▶ **WRITTEN REQUEST**
Identify all lines in the listing that include the word "zákonom", and copy them out.
****
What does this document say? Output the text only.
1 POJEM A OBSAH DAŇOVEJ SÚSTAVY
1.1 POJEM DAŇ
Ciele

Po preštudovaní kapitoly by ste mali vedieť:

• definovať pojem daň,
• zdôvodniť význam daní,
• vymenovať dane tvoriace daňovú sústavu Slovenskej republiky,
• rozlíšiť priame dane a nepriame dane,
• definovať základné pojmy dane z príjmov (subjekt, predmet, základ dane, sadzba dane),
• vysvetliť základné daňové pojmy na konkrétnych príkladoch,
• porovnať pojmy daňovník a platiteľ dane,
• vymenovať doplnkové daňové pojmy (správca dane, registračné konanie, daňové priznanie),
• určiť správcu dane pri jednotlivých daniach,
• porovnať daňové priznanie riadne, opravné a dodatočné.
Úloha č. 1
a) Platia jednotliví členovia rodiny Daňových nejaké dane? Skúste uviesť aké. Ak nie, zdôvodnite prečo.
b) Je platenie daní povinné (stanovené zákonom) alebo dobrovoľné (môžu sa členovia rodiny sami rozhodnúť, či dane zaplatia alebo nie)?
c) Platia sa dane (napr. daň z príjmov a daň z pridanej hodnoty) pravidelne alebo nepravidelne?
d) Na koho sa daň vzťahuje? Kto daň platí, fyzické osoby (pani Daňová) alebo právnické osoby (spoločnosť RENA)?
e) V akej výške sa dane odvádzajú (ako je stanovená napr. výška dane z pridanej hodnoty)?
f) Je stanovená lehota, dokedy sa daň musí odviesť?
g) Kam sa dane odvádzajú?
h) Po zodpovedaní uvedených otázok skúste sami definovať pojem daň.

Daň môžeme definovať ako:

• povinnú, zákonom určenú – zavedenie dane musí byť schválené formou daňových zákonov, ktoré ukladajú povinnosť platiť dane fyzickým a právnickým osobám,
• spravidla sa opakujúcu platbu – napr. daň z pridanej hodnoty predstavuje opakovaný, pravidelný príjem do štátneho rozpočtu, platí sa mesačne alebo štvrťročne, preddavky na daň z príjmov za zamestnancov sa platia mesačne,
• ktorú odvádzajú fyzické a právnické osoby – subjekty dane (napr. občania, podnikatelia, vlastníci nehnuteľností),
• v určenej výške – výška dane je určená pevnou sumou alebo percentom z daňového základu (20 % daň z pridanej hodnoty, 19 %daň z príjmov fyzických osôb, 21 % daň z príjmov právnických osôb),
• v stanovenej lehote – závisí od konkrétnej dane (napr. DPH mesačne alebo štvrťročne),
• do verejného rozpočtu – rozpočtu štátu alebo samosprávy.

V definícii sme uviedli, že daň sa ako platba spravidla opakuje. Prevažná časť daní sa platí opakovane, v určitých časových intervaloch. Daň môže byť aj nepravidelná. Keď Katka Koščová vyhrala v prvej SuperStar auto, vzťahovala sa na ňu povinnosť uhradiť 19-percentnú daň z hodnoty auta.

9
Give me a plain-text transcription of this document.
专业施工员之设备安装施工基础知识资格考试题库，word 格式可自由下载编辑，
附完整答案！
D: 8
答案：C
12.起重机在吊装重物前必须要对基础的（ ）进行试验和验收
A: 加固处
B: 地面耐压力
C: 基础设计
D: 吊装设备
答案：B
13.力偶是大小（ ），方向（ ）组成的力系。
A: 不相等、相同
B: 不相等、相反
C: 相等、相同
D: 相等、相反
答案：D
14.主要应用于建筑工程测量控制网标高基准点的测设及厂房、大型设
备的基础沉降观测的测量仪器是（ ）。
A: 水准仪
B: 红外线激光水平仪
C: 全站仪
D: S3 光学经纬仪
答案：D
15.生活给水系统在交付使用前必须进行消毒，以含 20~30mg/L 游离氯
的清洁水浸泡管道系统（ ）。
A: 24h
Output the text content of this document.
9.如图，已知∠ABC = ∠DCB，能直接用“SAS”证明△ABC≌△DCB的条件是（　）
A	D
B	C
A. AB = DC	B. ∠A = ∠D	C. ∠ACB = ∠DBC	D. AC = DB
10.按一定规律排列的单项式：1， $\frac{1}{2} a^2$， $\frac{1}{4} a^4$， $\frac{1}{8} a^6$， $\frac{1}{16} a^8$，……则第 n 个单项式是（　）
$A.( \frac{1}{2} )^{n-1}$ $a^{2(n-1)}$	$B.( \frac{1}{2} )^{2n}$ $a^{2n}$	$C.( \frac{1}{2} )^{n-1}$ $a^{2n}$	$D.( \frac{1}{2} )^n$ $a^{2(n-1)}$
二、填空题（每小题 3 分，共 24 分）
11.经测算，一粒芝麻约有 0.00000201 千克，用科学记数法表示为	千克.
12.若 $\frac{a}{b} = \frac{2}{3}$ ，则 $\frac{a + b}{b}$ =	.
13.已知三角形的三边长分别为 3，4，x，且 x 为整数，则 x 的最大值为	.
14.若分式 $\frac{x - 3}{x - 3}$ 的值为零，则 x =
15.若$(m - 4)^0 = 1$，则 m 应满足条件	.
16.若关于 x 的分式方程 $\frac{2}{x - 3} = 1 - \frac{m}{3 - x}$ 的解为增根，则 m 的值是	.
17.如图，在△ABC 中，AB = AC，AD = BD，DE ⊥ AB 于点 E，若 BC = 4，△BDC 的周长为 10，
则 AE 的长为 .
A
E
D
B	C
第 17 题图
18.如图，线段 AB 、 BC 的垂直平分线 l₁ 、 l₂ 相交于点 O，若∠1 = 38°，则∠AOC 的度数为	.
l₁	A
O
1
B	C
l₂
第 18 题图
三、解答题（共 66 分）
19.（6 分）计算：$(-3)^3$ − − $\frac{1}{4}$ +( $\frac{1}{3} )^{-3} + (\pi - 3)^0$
****
▶ **FINAL RESULT**
b) Je platenie daní povinné (stanovené zákonom) alebo dobrovoľné (môžu sa členovia rodiny sami rozhodnúť, či dane zaplatia alebo nie)?
• povinnú, zákonom určenú – zavedenie dane musí byť schválené formou daňových zákonov, ktoré ukladajú povinnosť platiť dane fyzickým a právnickým osobám,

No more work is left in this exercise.